# DATA TO PROCESS:
|---|
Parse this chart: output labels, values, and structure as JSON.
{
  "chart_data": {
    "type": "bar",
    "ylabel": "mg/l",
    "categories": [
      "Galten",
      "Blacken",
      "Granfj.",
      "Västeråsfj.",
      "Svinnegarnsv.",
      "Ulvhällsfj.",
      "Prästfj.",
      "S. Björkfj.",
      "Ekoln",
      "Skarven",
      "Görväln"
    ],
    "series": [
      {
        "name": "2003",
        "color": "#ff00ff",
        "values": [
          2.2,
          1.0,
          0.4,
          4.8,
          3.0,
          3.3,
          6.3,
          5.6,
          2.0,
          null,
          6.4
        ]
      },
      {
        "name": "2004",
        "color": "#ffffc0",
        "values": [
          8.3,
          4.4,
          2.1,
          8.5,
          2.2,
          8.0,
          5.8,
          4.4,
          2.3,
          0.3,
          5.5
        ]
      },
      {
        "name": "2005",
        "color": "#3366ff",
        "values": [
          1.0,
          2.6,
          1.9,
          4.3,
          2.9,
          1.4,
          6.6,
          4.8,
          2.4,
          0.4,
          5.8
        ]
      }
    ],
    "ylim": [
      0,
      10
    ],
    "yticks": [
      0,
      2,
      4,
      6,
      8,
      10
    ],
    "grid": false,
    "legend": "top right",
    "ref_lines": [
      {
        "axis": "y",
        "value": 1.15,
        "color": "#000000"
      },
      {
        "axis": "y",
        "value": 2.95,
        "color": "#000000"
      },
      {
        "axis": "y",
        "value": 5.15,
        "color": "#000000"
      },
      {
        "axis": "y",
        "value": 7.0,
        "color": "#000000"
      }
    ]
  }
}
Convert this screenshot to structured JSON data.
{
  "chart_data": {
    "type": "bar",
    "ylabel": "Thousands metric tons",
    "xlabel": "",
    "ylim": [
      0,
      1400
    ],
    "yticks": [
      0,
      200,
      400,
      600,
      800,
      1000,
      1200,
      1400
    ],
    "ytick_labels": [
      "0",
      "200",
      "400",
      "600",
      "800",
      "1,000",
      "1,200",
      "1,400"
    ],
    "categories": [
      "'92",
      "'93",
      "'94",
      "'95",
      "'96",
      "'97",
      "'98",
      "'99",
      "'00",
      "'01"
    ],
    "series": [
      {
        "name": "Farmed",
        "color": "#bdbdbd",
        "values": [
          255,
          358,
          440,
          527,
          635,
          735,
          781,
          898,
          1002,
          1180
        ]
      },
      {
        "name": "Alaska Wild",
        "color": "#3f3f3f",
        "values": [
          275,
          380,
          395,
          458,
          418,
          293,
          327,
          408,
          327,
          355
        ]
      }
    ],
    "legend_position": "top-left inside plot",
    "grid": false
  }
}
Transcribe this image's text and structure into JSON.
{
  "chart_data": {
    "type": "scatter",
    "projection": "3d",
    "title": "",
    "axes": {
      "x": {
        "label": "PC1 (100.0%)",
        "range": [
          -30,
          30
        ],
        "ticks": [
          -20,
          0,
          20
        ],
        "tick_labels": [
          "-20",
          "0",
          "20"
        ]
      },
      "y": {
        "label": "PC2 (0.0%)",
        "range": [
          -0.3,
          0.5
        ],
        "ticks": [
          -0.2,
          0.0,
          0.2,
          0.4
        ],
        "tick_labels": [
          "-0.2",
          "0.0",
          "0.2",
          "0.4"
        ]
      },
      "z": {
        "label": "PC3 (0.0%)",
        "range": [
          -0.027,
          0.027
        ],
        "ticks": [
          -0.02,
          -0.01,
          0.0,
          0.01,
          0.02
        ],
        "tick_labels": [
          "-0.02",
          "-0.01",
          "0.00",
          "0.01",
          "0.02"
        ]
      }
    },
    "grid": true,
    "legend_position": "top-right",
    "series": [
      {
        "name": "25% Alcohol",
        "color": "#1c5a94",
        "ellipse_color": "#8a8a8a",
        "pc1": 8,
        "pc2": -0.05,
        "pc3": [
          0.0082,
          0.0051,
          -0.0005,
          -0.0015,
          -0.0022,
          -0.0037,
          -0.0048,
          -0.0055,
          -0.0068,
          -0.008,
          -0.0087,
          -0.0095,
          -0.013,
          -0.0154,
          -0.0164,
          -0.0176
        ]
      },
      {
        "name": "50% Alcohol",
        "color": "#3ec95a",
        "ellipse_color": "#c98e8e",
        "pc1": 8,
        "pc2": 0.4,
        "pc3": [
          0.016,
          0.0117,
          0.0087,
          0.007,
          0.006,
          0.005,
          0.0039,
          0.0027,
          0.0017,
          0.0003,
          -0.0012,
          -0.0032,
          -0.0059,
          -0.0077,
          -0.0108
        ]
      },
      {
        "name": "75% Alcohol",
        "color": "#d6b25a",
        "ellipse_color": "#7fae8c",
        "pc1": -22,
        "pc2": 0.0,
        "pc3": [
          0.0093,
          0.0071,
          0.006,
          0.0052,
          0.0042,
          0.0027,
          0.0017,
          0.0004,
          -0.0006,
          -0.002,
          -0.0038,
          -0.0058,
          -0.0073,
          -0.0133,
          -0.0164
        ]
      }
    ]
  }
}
|---|
# EXERCISE DESCRIPTION:
Gather all lines with the string "JSON" from the data.

# SOLUTION:
Parse this chart: output labels, values, and structure as JSON.
Convert this screenshot to structured JSON data.
Transcribe this image's text and structure into JSON.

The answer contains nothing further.